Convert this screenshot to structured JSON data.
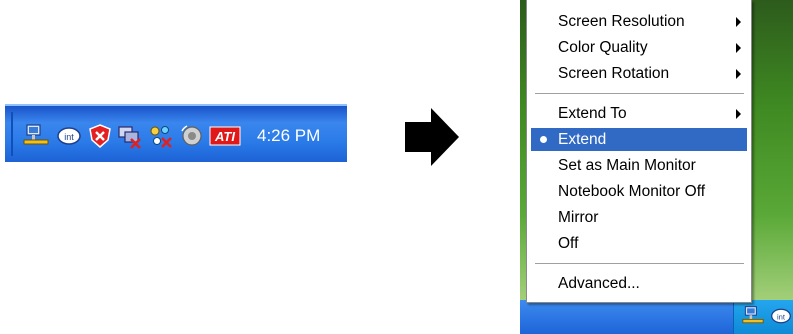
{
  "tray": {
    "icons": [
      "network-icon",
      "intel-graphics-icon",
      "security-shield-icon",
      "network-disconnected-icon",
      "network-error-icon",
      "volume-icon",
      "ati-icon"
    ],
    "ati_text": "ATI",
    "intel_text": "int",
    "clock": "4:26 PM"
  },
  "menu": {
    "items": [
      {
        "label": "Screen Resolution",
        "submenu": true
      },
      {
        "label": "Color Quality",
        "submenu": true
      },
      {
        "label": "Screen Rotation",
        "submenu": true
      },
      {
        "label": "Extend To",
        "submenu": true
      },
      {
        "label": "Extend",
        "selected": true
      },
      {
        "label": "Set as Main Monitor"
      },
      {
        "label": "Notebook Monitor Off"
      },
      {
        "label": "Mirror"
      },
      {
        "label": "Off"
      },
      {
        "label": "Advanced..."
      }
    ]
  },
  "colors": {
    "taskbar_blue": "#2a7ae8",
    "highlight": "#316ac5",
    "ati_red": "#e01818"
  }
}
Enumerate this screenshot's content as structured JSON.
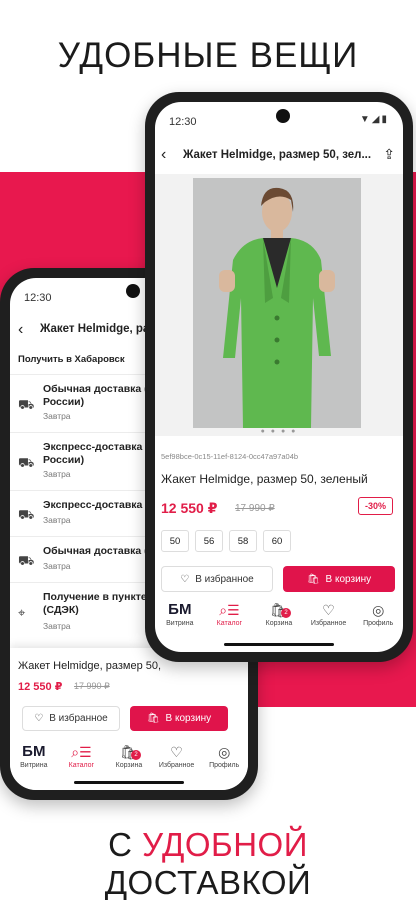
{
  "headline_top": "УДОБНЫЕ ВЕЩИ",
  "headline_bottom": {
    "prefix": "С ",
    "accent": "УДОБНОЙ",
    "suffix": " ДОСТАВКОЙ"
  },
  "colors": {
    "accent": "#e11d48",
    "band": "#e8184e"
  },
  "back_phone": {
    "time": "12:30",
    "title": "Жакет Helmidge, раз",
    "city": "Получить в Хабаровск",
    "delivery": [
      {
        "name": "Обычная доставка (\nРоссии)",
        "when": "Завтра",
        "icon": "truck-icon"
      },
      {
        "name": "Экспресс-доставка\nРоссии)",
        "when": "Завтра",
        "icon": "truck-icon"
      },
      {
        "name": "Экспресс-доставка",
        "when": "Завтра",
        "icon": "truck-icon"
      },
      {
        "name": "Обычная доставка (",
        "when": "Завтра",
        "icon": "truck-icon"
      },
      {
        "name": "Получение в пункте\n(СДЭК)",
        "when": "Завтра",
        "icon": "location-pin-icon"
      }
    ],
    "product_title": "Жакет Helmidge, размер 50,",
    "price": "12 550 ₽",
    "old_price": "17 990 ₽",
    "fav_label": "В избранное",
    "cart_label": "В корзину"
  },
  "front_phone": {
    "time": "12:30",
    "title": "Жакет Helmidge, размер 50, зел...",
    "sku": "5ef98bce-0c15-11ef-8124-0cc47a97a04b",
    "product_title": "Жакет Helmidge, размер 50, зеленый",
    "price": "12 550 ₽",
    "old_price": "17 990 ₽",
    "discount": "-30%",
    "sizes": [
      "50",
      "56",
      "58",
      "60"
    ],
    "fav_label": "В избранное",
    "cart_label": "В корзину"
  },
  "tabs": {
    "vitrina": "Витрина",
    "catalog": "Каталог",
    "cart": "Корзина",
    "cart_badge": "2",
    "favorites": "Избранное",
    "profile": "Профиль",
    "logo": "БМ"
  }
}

________________

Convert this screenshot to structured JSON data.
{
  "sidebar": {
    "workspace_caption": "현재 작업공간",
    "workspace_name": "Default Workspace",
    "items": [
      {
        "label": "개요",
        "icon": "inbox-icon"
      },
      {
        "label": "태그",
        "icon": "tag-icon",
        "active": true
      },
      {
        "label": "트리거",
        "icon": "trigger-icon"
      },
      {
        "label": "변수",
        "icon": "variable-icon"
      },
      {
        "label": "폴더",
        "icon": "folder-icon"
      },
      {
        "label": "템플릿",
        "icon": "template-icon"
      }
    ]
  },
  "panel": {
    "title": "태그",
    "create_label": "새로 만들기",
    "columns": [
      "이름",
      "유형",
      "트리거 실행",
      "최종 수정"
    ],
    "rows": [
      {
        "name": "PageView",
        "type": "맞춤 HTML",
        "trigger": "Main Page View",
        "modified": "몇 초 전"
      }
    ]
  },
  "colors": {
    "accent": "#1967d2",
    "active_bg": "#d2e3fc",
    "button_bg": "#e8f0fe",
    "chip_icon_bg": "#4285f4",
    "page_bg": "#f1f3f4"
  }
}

________________

=== Directions for this task ===
Read the entries and pick out all lines that include the word "accent".

=== Written reply ===
    "accent": "УДОБНОЙ",
    "accent": "#e11d48",
    "accent": "#1967d2",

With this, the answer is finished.